◆ Task prompt
Go through the records and copy each line where the word "plaisirs" occurs.

--- START OF Material shown ---

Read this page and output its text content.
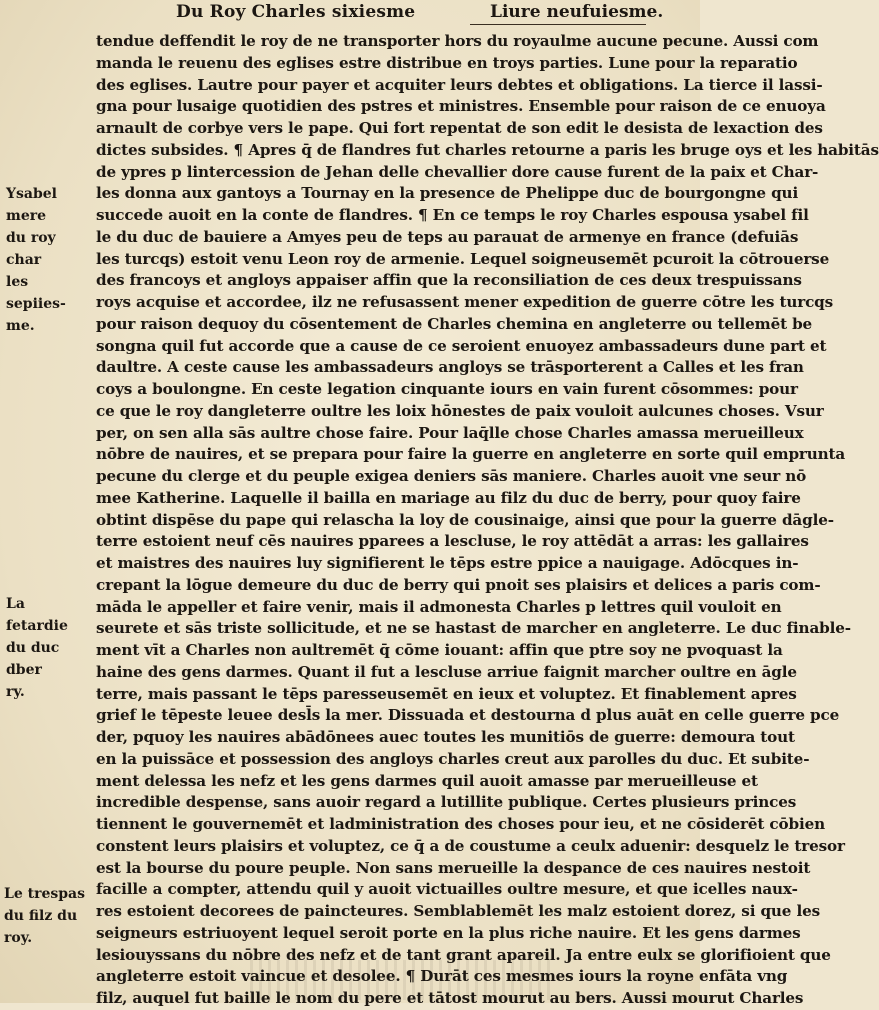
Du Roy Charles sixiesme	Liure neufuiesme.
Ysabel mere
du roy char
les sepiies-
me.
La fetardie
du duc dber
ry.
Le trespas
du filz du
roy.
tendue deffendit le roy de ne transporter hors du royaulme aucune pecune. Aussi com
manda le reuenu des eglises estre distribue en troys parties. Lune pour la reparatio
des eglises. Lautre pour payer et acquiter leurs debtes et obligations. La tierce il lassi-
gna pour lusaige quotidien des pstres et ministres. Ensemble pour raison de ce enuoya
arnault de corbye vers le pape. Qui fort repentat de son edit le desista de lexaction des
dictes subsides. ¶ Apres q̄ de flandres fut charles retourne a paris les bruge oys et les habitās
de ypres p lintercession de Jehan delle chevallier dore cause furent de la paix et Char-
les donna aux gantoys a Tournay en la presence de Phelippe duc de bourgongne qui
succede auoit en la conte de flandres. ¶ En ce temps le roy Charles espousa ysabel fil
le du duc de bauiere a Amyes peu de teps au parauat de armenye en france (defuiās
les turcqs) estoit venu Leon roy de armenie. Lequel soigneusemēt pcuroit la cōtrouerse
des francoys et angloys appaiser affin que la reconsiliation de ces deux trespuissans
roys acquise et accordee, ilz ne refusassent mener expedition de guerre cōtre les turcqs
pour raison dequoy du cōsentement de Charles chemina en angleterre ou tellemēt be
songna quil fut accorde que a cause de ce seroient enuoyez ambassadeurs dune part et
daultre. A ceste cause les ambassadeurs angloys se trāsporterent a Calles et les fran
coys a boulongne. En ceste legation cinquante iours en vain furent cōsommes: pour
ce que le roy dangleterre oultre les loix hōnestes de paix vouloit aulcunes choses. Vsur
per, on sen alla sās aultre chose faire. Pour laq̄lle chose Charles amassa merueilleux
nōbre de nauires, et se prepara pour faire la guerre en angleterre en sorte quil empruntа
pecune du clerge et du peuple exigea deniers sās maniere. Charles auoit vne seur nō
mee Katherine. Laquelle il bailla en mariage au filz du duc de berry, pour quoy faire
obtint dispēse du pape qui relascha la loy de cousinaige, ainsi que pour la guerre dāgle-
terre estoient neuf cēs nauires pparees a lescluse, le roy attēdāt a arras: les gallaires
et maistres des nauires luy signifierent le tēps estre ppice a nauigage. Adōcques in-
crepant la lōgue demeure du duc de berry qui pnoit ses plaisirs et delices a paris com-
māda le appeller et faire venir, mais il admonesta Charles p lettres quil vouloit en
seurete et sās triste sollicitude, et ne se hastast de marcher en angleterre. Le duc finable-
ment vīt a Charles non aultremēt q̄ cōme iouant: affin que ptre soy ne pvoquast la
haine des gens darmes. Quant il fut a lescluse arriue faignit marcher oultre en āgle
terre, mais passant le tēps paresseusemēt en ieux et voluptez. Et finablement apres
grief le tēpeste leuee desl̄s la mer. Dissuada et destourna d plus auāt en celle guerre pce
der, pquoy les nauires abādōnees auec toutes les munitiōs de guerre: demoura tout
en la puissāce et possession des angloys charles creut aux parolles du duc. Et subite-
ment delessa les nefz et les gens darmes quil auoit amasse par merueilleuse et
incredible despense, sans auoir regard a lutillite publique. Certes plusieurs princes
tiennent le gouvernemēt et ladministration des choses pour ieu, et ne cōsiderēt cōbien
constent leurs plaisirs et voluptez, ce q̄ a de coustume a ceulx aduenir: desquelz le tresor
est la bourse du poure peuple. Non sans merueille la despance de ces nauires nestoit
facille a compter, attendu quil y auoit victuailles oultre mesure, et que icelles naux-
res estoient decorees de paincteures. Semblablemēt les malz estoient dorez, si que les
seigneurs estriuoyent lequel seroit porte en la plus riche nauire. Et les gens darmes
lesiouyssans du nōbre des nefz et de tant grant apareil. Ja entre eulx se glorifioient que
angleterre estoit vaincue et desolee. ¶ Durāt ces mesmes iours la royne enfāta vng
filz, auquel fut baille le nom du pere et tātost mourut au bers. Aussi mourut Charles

--- END OF Material shown ---

◆ Exercise response
crepant la lōgue demeure du duc de berry qui pnoit ses plaisirs et delices a paris com-
constent leurs plaisirs et voluptez, ce q̄ a de coustume a ceulx aduenir: desquelz le tresor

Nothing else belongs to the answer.